Show each line in the rows below that contains the string "Labeling". Case counts.

Dataset rows:
● ● ● ● ●
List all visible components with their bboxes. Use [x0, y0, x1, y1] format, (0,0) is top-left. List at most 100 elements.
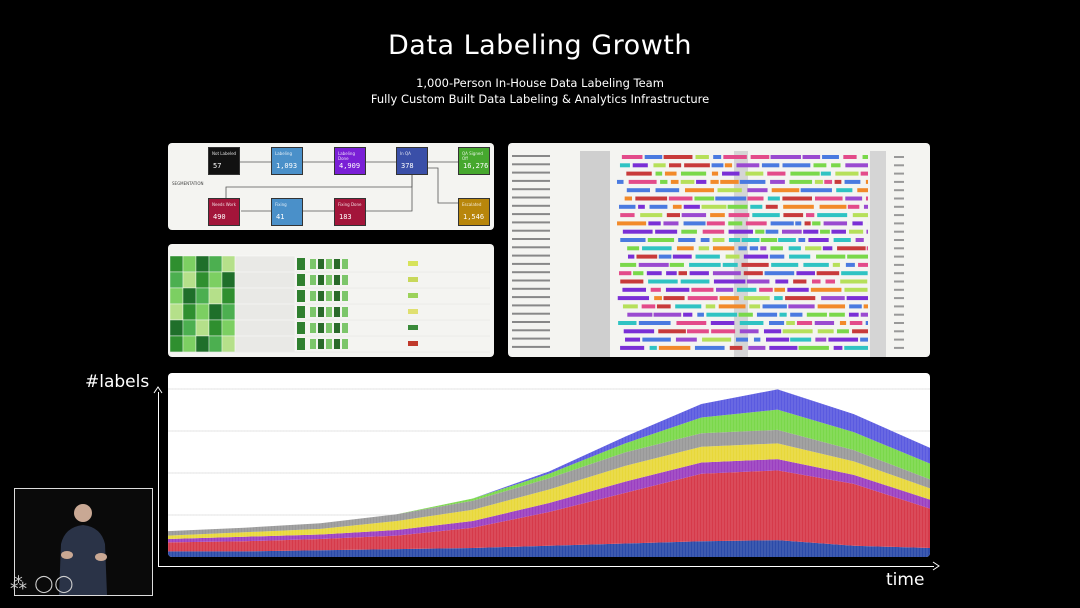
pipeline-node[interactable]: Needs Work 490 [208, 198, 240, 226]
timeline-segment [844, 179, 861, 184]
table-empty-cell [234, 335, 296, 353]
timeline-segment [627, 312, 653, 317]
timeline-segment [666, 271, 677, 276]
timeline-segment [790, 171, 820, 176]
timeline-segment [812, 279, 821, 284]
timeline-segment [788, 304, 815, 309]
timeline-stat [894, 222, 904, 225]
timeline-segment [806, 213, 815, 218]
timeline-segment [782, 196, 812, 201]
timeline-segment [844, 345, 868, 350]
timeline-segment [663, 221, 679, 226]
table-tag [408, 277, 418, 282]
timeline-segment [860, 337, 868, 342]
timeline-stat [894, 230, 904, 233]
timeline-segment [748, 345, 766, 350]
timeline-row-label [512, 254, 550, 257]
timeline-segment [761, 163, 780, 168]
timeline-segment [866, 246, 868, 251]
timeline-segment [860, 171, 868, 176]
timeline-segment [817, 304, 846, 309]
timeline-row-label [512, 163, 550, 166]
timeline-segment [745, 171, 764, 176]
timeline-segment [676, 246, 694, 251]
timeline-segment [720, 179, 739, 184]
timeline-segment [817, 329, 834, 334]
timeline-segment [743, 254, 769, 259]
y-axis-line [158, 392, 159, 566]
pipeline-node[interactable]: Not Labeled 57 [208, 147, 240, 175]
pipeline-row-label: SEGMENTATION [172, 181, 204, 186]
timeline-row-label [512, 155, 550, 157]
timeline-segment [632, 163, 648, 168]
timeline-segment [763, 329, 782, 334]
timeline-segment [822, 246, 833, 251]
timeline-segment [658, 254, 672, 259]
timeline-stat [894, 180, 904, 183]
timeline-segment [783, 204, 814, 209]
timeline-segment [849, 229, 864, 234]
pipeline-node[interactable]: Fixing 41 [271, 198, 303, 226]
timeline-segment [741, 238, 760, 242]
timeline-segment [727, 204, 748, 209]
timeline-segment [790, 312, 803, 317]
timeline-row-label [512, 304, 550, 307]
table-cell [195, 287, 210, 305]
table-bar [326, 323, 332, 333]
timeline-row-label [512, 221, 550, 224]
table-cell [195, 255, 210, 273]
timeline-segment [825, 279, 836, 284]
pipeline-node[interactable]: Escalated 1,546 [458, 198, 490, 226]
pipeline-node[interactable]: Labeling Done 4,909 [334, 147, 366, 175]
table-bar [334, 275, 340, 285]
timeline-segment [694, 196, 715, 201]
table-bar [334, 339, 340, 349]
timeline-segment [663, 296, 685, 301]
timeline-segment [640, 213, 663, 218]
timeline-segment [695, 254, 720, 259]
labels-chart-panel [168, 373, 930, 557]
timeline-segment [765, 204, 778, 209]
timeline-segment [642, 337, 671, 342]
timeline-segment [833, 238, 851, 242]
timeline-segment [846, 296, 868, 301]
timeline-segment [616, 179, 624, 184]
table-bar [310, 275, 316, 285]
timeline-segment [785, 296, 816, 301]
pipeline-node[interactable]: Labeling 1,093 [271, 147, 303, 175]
● ● ● ● ●
[EXERCISE RESPONSE]
pipeline-node[interactable]: Labeling Done 4,909 [334, 147, 366, 175]
pipeline-node[interactable]: Labeling 1,093 [271, 147, 303, 175]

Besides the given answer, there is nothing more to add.